* **Task brief**:
Every record below should be transcribed exactly. Omit the images.

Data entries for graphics
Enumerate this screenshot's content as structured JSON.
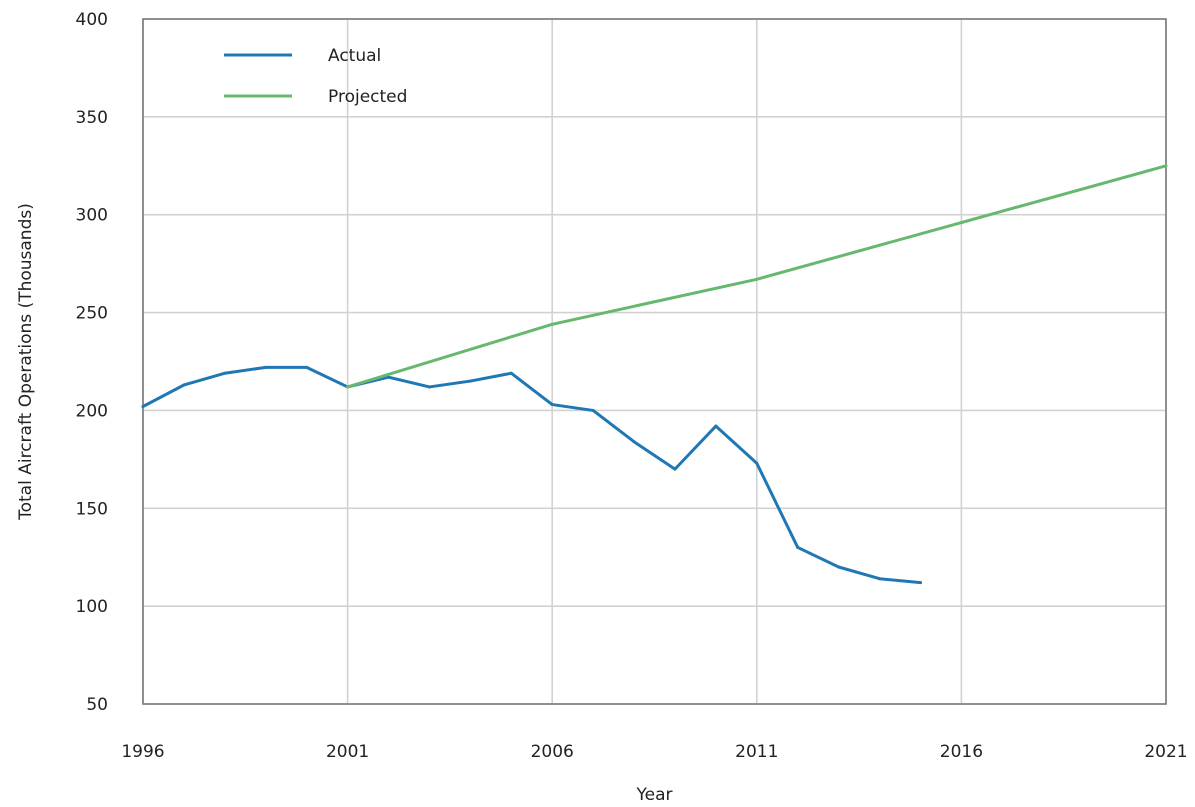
{
  "chart_data": {
    "type": "line",
    "title": "",
    "xlabel": "Year",
    "ylabel": "Total Aircraft Operations (Thousands)",
    "xlim": [
      1996,
      2021
    ],
    "ylim": [
      50,
      400
    ],
    "x_ticks": [
      1996,
      2001,
      2006,
      2011,
      2016,
      2021
    ],
    "y_ticks": [
      50,
      100,
      150,
      200,
      250,
      300,
      350,
      400
    ],
    "grid": true,
    "legend_position": "top-left",
    "series": [
      {
        "name": "Actual",
        "color": "#1f78b4",
        "x": [
          1996,
          1997,
          1998,
          1999,
          2000,
          2001,
          2002,
          2003,
          2004,
          2005,
          2006,
          2007,
          2008,
          2009,
          2010,
          2011,
          2012,
          2013,
          2014,
          2015
        ],
        "y": [
          202,
          213,
          219,
          222,
          222,
          212,
          217,
          212,
          215,
          219,
          203,
          200,
          184,
          170,
          192,
          173,
          130,
          120,
          114,
          112
        ]
      },
      {
        "name": "Projected",
        "color": "#66b86e",
        "x": [
          2001,
          2006,
          2011,
          2016,
          2021
        ],
        "y": [
          212,
          244,
          267,
          296,
          325
        ]
      }
    ]
  }
}
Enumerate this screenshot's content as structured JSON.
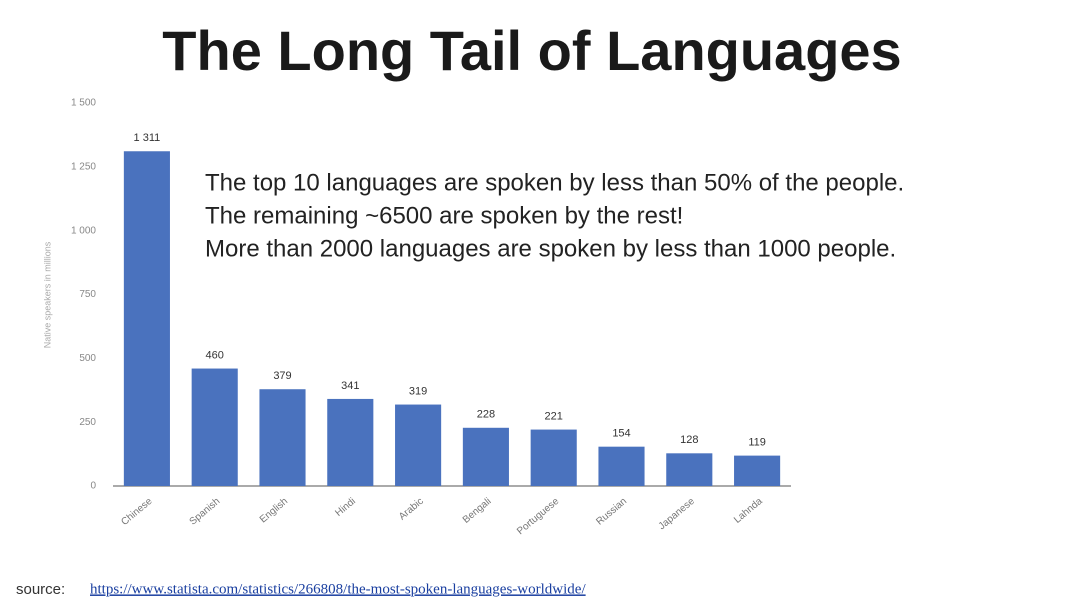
{
  "chart_data": {
    "type": "bar",
    "title": "The Long Tail of Languages",
    "y_label": "Native speakers in millions",
    "categories": [
      "Chinese",
      "Spanish",
      "English",
      "Hindi",
      "Arabic",
      "Bengali",
      "Portuguese",
      "Russian",
      "Japanese",
      "Lahnda"
    ],
    "values": [
      1311,
      460,
      379,
      341,
      319,
      228,
      221,
      154,
      128,
      119
    ],
    "value_labels": [
      "1 311",
      "460",
      "379",
      "341",
      "319",
      "228",
      "221",
      "154",
      "128",
      "119"
    ],
    "color": "#4a72be",
    "ylim": [
      0,
      1500
    ],
    "yticks": [
      0,
      250,
      500,
      750,
      {
        "value": 1000,
        "label": "1 000"
      },
      {
        "value": 1250,
        "label": "1 250"
      },
      {
        "value": 1500,
        "label": "1 500"
      }
    ],
    "grid": false,
    "annotations": [
      "The top 10 languages are spoken by less than 50% of the people.",
      "The remaining ~6500 are spoken by the rest!",
      "More than 2000 languages are spoken by less than 1000 people."
    ],
    "source_label": "source:",
    "source_url": "https://www.statista.com/statistics/266808/the-most-spoken-languages-worldwide/"
  }
}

* **The output**:
Enumerate this screenshot's content as structured JSON.
{
  "chart_data": {
    "type": "line",
    "title": "",
    "xlabel": "Year",
    "ylabel": "Total Aircraft Operations (Thousands)",
    "xlim": [
      1996,
      2021
    ],
    "ylim": [
      50,
      400
    ],
    "x_ticks": [
      1996,
      2001,
      2006,
      2011,
      2016,
      2021
    ],
    "y_ticks": [
      50,
      100,
      150,
      200,
      250,
      300,
      350,
      400
    ],
    "grid": true,
    "legend_position": "top-left",
    "series": [
      {
        "name": "Actual",
        "color": "#1f78b4",
        "x": [
          1996,
          1997,
          1998,
          1999,
          2000,
          2001,
          2002,
          2003,
          2004,
          2005,
          2006,
          2007,
          2008,
          2009,
          2010,
          2011,
          2012,
          2013,
          2014,
          2015
        ],
        "y": [
          202,
          213,
          219,
          222,
          222,
          212,
          217,
          212,
          215,
          219,
          203,
          200,
          184,
          170,
          192,
          173,
          130,
          120,
          114,
          112
        ]
      },
      {
        "name": "Projected",
        "color": "#66b86e",
        "x": [
          2001,
          2006,
          2011,
          2016,
          2021
        ],
        "y": [
          212,
          244,
          267,
          296,
          325
        ]
      }
    ]
  }
}
Enumerate this screenshot's content as structured JSON.
{
  "chart_data": {
    "type": "bar",
    "title": "The Long Tail of Languages",
    "y_label": "Native speakers in millions",
    "categories": [
      "Chinese",
      "Spanish",
      "English",
      "Hindi",
      "Arabic",
      "Bengali",
      "Portuguese",
      "Russian",
      "Japanese",
      "Lahnda"
    ],
    "values": [
      1311,
      460,
      379,
      341,
      319,
      228,
      221,
      154,
      128,
      119
    ],
    "value_labels": [
      "1 311",
      "460",
      "379",
      "341",
      "319",
      "228",
      "221",
      "154",
      "128",
      "119"
    ],
    "color": "#4a72be",
    "ylim": [
      0,
      1500
    ],
    "yticks": [
      0,
      250,
      500,
      750,
      {
        "value": 1000,
        "label": "1 000"
      },
      {
        "value": 1250,
        "label": "1 250"
      },
      {
        "value": 1500,
        "label": "1 500"
      }
    ],
    "grid": false,
    "annotations": [
      "The top 10 languages are spoken by less than 50% of the people.",
      "The remaining ~6500 are spoken by the rest!",
      "More than 2000 languages are spoken by less than 1000 people."
    ],
    "source_label": "source:",
    "source_url": "https://www.statista.com/statistics/266808/the-most-spoken-languages-worldwide/"
  }
}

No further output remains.